» RECORDS FOR THE EXERCISE:

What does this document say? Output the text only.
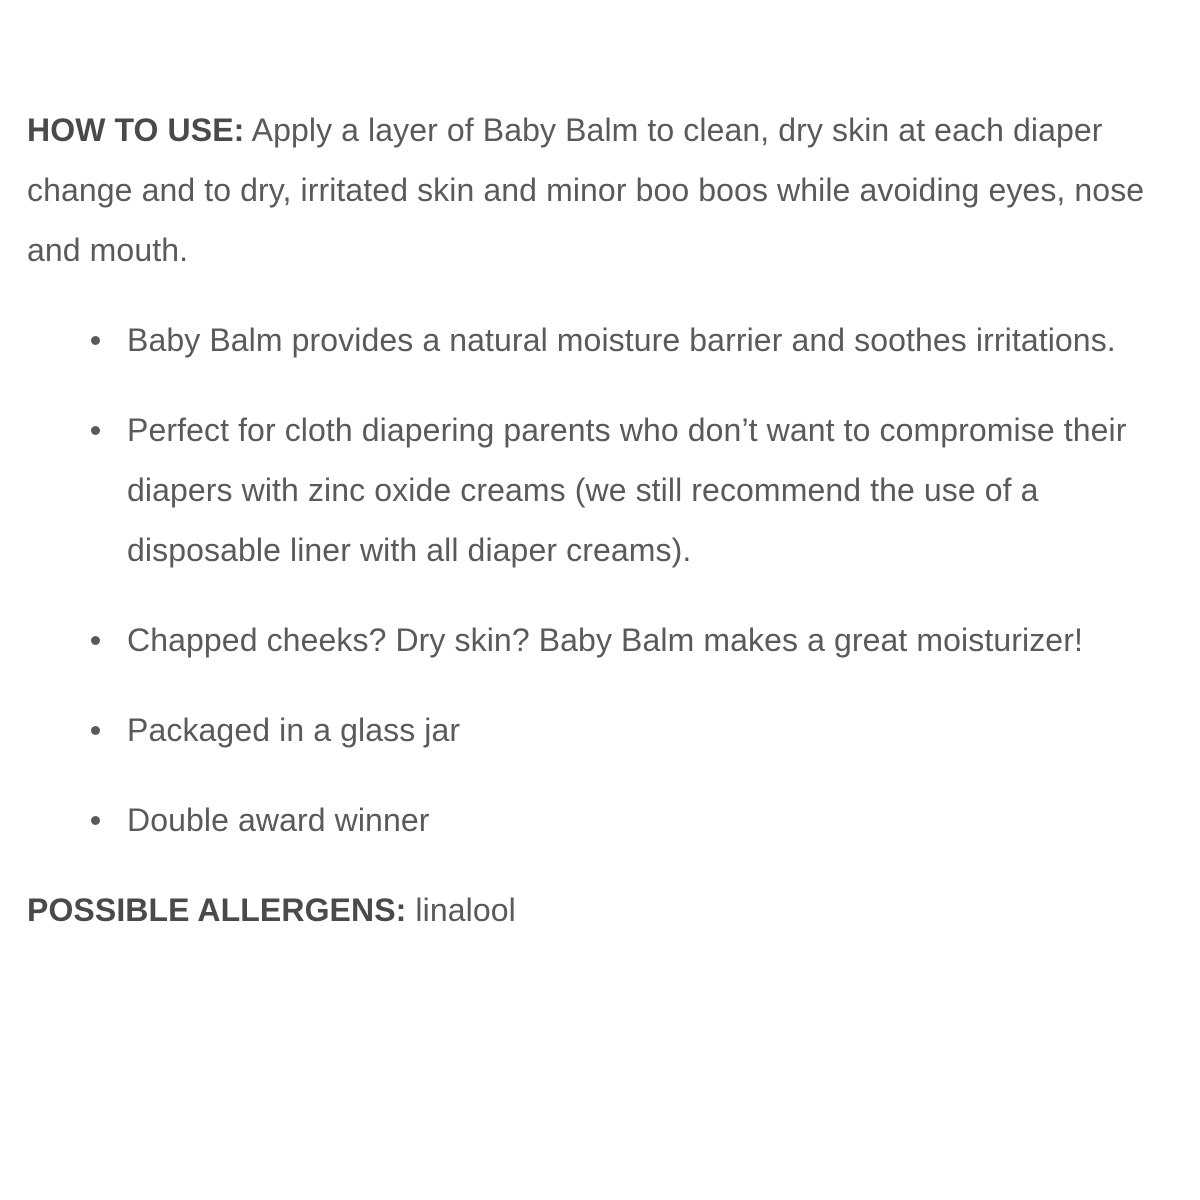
HOW TO USE: Apply a layer of Baby Balm to clean, dry skin at each diaper change and to dry, irritated skin and minor boo boos while avoiding eyes, nose and mouth.

Baby Balm provides a natural moisture barrier and soothes irritations.
Perfect for cloth diapering parents who don’t want to compromise their diapers with zinc oxide creams (we still recommend the use of a disposable liner with all diaper creams).
Chapped cheeks? Dry skin? Baby Balm makes a great moisturizer!
Packaged in a glass jar
Double award winner

POSSIBLE ALLERGENS: linalool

» WHAT IS ASKED: The records above are to be restated exactly, without their pictures.

» FINISHED TASK:
What does this document say? Output the text only.
HOW TO USE: Apply a layer of Baby Balm to clean, dry skin at each diaper change and to dry, irritated skin and minor boo boos while avoiding eyes, nose and mouth.

Baby Balm provides a natural moisture barrier and soothes irritations.
Perfect for cloth diapering parents who don’t want to compromise their diapers with zinc oxide creams (we still recommend the use of a disposable liner with all diaper creams).
Chapped cheeks? Dry skin? Baby Balm makes a great moisturizer!
Packaged in a glass jar
Double award winner

POSSIBLE ALLERGENS: linalool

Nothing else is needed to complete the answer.